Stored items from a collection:
□ □ □

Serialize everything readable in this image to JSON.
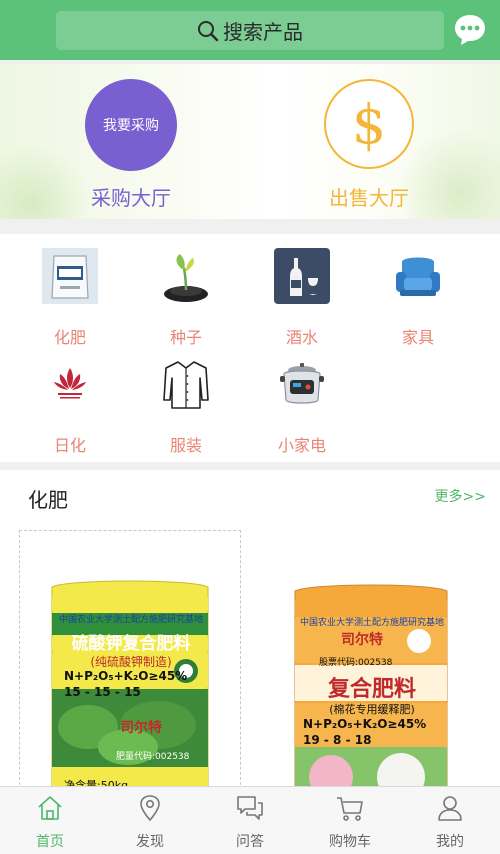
{
  "header": {
    "search_placeholder": "搜索产品",
    "chat_icon": "chat-bubble-icon"
  },
  "hero": {
    "purchase_button": "我要采购",
    "purchase_label": "采购大厅",
    "sell_symbol": "$",
    "sell_label": "出售大厅",
    "colors": {
      "purchase": "#7a5fd0",
      "sell": "#f4b63a"
    }
  },
  "categories": [
    {
      "label": "化肥",
      "icon": "fertilizer-bag-icon"
    },
    {
      "label": "种子",
      "icon": "seedling-icon"
    },
    {
      "label": "酒水",
      "icon": "wine-bottle-icon"
    },
    {
      "label": "家具",
      "icon": "armchair-icon"
    },
    {
      "label": "日化",
      "icon": "lotus-logo-icon"
    },
    {
      "label": "服装",
      "icon": "shirt-icon"
    },
    {
      "label": "小家电",
      "icon": "rice-cooker-icon"
    }
  ],
  "section": {
    "title": "化肥",
    "more": "更多>>",
    "products": [
      {
        "top_text": "中国农业大学测土配方施肥研究基地",
        "name": "硫酸钾复合肥料",
        "subtitle": "(纯硫酸钾制造)",
        "formula": "N+P₂O₅+K₂O≥45%",
        "ratio": "15 - 15 - 15",
        "brand": "司尔特",
        "code": "肥量代码:002538",
        "weight": "净含量:50kg"
      },
      {
        "top_text": "中国农业大学测土配方施肥研究基地",
        "brand": "司尔特",
        "code": "股票代码:002538",
        "name": "复合肥料",
        "subtitle": "(棉花专用缓释肥)",
        "formula": "N+P₂O₅+K₂O≥45%",
        "ratio": "19 - 8 - 18"
      }
    ]
  },
  "tabbar": [
    {
      "label": "首页",
      "icon": "home-icon",
      "active": true
    },
    {
      "label": "发现",
      "icon": "location-pin-icon",
      "active": false
    },
    {
      "label": "问答",
      "icon": "chat-bubbles-icon",
      "active": false
    },
    {
      "label": "购物车",
      "icon": "shopping-cart-icon",
      "active": false
    },
    {
      "label": "我的",
      "icon": "person-icon",
      "active": false
    }
  ]
}
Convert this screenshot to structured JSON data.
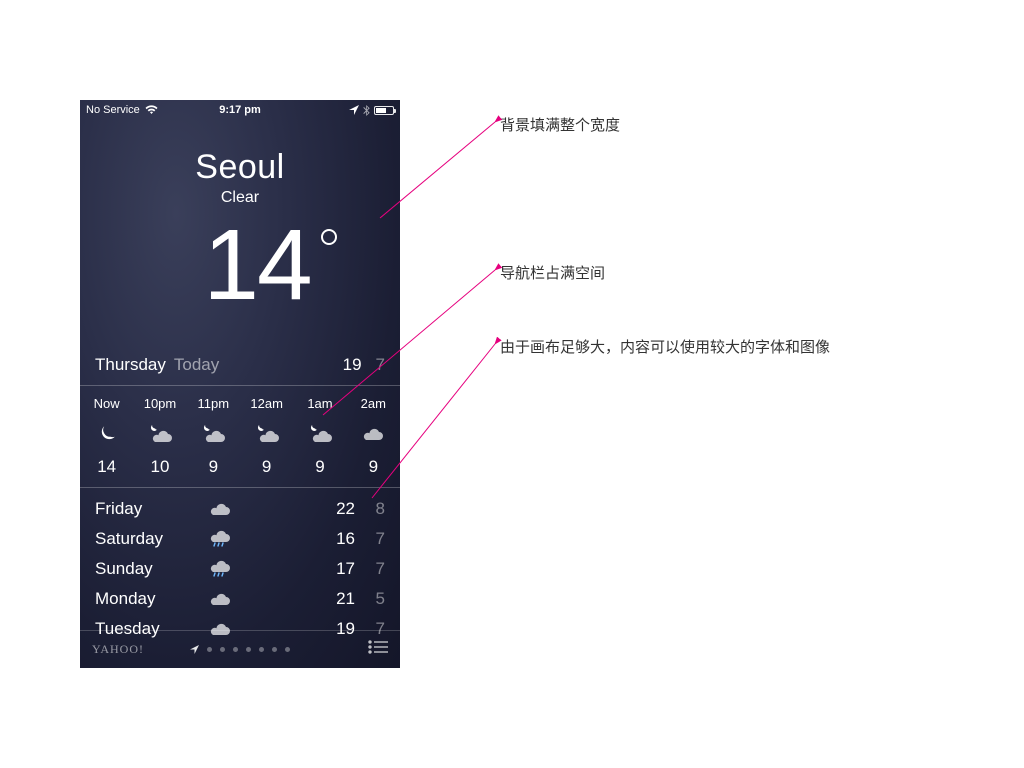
{
  "status": {
    "carrier": "No Service",
    "time": "9:17 pm"
  },
  "header": {
    "city": "Seoul",
    "condition": "Clear",
    "temp": "14"
  },
  "today": {
    "day": "Thursday",
    "label": "Today",
    "hi": "19",
    "lo": "7"
  },
  "hourly": [
    {
      "label": "Now",
      "icon": "moon",
      "temp": "14",
      "now": true
    },
    {
      "label": "10pm",
      "icon": "cloud-night",
      "temp": "10"
    },
    {
      "label": "11pm",
      "icon": "cloud-night",
      "temp": "9"
    },
    {
      "label": "12am",
      "icon": "cloud-night",
      "temp": "9"
    },
    {
      "label": "1am",
      "icon": "cloud-night",
      "temp": "9"
    },
    {
      "label": "2am",
      "icon": "cloud",
      "temp": "9"
    }
  ],
  "daily": [
    {
      "day": "Friday",
      "icon": "cloud",
      "hi": "22",
      "lo": "8"
    },
    {
      "day": "Saturday",
      "icon": "cloud-rain",
      "hi": "16",
      "lo": "7"
    },
    {
      "day": "Sunday",
      "icon": "cloud-rain",
      "hi": "17",
      "lo": "7"
    },
    {
      "day": "Monday",
      "icon": "cloud",
      "hi": "21",
      "lo": "5"
    },
    {
      "day": "Tuesday",
      "icon": "cloud",
      "hi": "19",
      "lo": "7"
    }
  ],
  "footer": {
    "brand": "YAHOO",
    "brand_bang": "!",
    "pages": 8,
    "active_page": 0
  },
  "annotations": {
    "a1": "背景填满整个宽度",
    "a2": "导航栏占满空间",
    "a3": "由于画布足够大，内容可以使用较大的字体和图像"
  }
}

□ □ □

Quote only the lines that start at the line holding "Convert this screenshot" and end at the last line of the entries, including both of those lines, and omit every picture.

Convert this screenshot to structured JSON data.
{
  "status": {
    "carrier": "No Service",
    "time": "9:17 pm"
  },
  "header": {
    "city": "Seoul",
    "condition": "Clear",
    "temp": "14"
  },
  "today": {
    "day": "Thursday",
    "label": "Today",
    "hi": "19",
    "lo": "7"
  },
  "hourly": [
    {
      "label": "Now",
      "icon": "moon",
      "temp": "14",
      "now": true
    },
    {
      "label": "10pm",
      "icon": "cloud-night",
      "temp": "10"
    },
    {
      "label": "11pm",
      "icon": "cloud-night",
      "temp": "9"
    },
    {
      "label": "12am",
      "icon": "cloud-night",
      "temp": "9"
    },
    {
      "label": "1am",
      "icon": "cloud-night",
      "temp": "9"
    },
    {
      "label": "2am",
      "icon": "cloud",
      "temp": "9"
    }
  ],
  "daily": [
    {
      "day": "Friday",
      "icon": "cloud",
      "hi": "22",
      "lo": "8"
    },
    {
      "day": "Saturday",
      "icon": "cloud-rain",
      "hi": "16",
      "lo": "7"
    },
    {
      "day": "Sunday",
      "icon": "cloud-rain",
      "hi": "17",
      "lo": "7"
    },
    {
      "day": "Monday",
      "icon": "cloud",
      "hi": "21",
      "lo": "5"
    },
    {
      "day": "Tuesday",
      "icon": "cloud",
      "hi": "19",
      "lo": "7"
    }
  ],
  "footer": {
    "brand": "YAHOO",
    "brand_bang": "!",
    "pages": 8,
    "active_page": 0
  },
  "annotations": {
    "a1": "背景填满整个宽度",
    "a2": "导航栏占满空间",
    "a3": "由于画布足够大，内容可以使用较大的字体和图像"
  }
}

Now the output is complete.